* start Passage shown *

The honest answer here is that it’s just not a huge focus point for me in my work, and it isn’t something that brings me a whole ton of joy either - I love seeing the other awesome things people are creating and sharing on social media (especially Instagram) but creating content for it myself doesn’t fill me with joy like writing blog posts and creating episodes for my podcast does.
I’m also not a big consumer of social media - I don’t even have any social apps on my phone anymore - and although I love to be vulnerable and open in my connect, I’m not a huge oversharer when it comes to my day-to-day life so social media just isn’t the most natural place for me to hang out. I’m over on Twitter throughout the week as I do enjoy connecting with people on there, but for now I just don’t see social media being a big part of my online presence and I’ve thankfully been able to make it work without.
10. How do you get your work done when you’re just not feeling motivated?
My mum rang me a few months back and asked me this exact same question - “Jen, how do you stay motivated every day to work?”. My answer was - “because, Mum - I have bills to pay, and you do too”. We laughed but we both knew that, on a very basic level, that it was true. When you work for yourself, there’s this fear that it’s too easy to not get things done. That, because we don’t answer to anybody else, we may struggle to hold ourselves accountable throughout the week. The thing is though - when you're self-employed you are still accountable. To your clients, your customers, your business, and your finances - so even during the days when I just want to stay in bed and watch Netflix all day, there are external responsibilities that get me out of bed and ready for the day.

* end Passage shown *
* start Dataset *

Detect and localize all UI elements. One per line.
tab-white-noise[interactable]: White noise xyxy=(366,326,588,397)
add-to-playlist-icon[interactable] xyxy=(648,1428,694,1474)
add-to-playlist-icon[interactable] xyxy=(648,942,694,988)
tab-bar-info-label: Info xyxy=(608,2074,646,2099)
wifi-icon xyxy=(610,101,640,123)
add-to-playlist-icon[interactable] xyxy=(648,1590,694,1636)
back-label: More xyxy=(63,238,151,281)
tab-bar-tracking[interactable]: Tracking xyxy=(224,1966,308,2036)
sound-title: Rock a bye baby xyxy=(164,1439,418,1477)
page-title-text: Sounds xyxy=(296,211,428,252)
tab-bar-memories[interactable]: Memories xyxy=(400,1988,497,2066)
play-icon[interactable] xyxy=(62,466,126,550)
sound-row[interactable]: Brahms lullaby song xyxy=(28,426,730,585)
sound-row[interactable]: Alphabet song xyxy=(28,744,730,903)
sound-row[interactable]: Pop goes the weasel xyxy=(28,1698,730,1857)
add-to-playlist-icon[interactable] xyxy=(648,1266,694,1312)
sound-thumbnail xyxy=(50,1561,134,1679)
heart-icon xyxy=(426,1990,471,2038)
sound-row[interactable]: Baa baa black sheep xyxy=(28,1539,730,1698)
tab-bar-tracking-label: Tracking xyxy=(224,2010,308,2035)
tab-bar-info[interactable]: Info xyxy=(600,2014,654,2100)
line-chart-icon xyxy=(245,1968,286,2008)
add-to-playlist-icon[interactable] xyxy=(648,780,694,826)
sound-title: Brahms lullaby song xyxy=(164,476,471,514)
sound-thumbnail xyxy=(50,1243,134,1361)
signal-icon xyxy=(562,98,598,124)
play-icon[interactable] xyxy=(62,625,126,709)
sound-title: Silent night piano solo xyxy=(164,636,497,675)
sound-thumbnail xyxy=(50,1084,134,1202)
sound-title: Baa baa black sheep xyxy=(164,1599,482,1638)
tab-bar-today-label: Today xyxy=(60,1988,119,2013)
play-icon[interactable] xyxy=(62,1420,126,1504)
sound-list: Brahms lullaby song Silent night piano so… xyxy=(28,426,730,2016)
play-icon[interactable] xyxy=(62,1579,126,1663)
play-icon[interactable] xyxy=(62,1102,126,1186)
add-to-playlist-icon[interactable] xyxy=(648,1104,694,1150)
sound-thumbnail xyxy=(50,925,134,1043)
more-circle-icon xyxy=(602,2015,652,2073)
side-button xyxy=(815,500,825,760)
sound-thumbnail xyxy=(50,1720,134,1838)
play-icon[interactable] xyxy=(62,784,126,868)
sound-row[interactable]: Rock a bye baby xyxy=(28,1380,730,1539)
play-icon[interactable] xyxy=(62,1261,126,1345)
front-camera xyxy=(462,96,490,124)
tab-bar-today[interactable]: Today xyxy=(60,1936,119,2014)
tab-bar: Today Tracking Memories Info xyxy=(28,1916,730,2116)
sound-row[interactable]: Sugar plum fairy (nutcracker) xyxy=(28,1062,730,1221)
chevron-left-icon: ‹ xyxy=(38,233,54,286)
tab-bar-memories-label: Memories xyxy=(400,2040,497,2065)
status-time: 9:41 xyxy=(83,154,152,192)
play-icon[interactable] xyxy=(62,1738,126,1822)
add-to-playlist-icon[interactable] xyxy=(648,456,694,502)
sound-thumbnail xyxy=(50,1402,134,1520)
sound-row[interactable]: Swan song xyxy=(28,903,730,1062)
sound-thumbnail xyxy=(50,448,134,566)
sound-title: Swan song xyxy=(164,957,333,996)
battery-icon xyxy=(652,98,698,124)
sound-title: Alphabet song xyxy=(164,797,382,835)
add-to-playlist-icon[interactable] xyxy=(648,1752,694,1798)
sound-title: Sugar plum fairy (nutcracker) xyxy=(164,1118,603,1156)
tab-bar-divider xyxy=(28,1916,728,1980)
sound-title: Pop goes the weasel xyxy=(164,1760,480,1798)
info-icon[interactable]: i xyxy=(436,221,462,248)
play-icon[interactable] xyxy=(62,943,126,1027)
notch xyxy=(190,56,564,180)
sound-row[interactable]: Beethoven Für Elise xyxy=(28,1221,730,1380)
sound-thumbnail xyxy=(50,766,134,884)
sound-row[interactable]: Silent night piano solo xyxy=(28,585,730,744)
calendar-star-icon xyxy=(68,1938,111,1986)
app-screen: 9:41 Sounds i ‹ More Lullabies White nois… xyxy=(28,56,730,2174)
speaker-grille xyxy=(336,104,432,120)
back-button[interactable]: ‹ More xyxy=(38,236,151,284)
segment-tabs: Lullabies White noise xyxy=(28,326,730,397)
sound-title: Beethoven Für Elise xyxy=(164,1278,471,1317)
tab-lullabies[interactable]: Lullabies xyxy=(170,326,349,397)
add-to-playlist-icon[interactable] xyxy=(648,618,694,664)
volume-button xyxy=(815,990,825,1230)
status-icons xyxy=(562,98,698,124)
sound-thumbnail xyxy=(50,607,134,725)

* end Dataset *

● **Task set**
1/ In the passage shown, which social media platform does the writer say they use throughout the week?
2/ Copy the part of the passage shown that opens with the words containing "10. How do you" and closes with "for the day.".

● **Answers for the tasks**
1/ Twitter

2/
10. How do you get your work done when you’re just not feeling motivated?
My mum rang me a few months back and asked me this exact same question - “Jen, how do you stay motivated every day to work?”. My answer was - “because, Mum - I have bills to pay, and you do too”. We laughed but we both knew that, on a very basic level, that it was true. When you work for yourself, there’s this fear that it’s too easy to not get things done. That, because we don’t answer to anybody else, we may struggle to hold ourselves accountable throughout the week. The thing is though - when you're self-employed you are still accountable. To your clients, your customers, your business, and your finances - so even during the days when I just want to stay in bed and watch Netflix all day, there are external responsibilities that get me out of bed and ready for the day.